Working data:
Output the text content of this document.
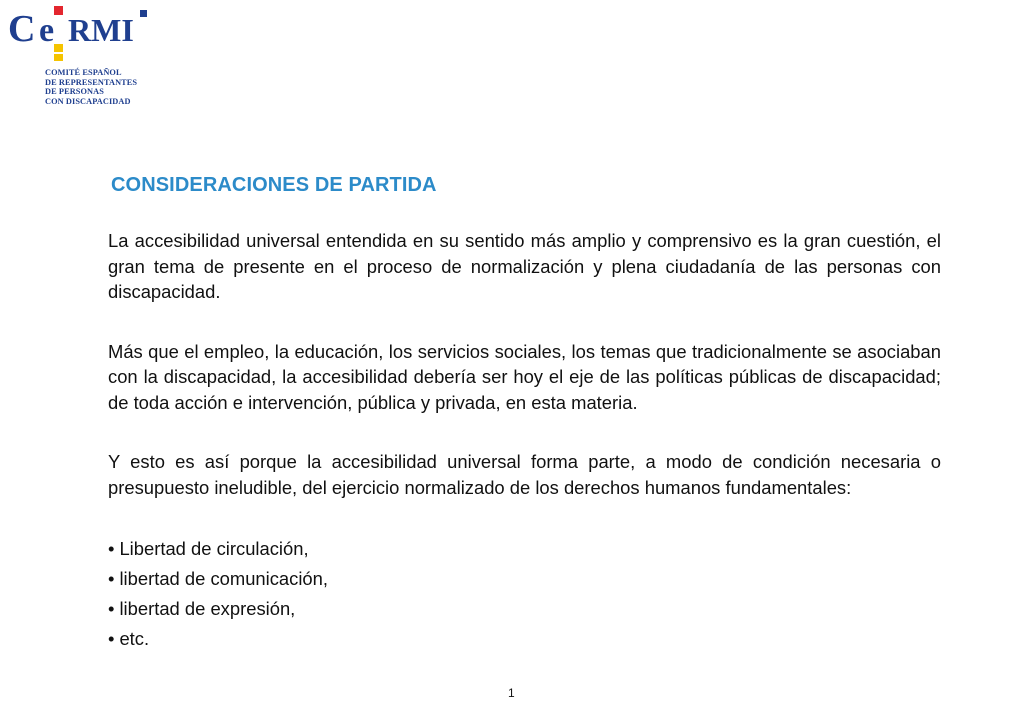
C e RMI
COMITÉ ESPAÑOL
DE REPRESENTANTES
DE PERSONAS
CON DISCAPACIDAD
CONSIDERACIONES DE PARTIDA

La accesibilidad universal entendida en su sentido más amplio y comprensivo es la gran cuestión, el gran tema de presente en el proceso de normalización y plena ciudadanía de las personas con discapacidad.

Más que el empleo, la educación, los servicios sociales, los temas que tradicionalmente se asociaban con la discapacidad, la accesibilidad debería ser hoy el eje de las políticas públicas de discapacidad; de toda acción e intervención, pública y privada, en esta materia.

Y esto es así porque la accesibilidad universal forma parte, a modo de condición necesaria o presupuesto ineludible, del ejercicio normalizado de los derechos humanos fundamentales:

• Libertad de circulación,
• libertad de comunicación,
• libertad de expresión,
• etc.
1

Instruction:
Every line above should be repeated exactly; pictures stay out of the copy.

Complete output:
Output the text content of this document.
C e RMI
COMITÉ ESPAÑOL
DE REPRESENTANTES
DE PERSONAS
CON DISCAPACIDAD
CONSIDERACIONES DE PARTIDA

La accesibilidad universal entendida en su sentido más amplio y comprensivo es la gran cuestión, el gran tema de presente en el proceso de normalización y plena ciudadanía de las personas con discapacidad.

Más que el empleo, la educación, los servicios sociales, los temas que tradicionalmente se asociaban con la discapacidad, la accesibilidad debería ser hoy el eje de las políticas públicas de discapacidad; de toda acción e intervención, pública y privada, en esta materia.

Y esto es así porque la accesibilidad universal forma parte, a modo de condición necesaria o presupuesto ineludible, del ejercicio normalizado de los derechos humanos fundamentales:

• Libertad de circulación,
• libertad de comunicación,
• libertad de expresión,
• etc.
1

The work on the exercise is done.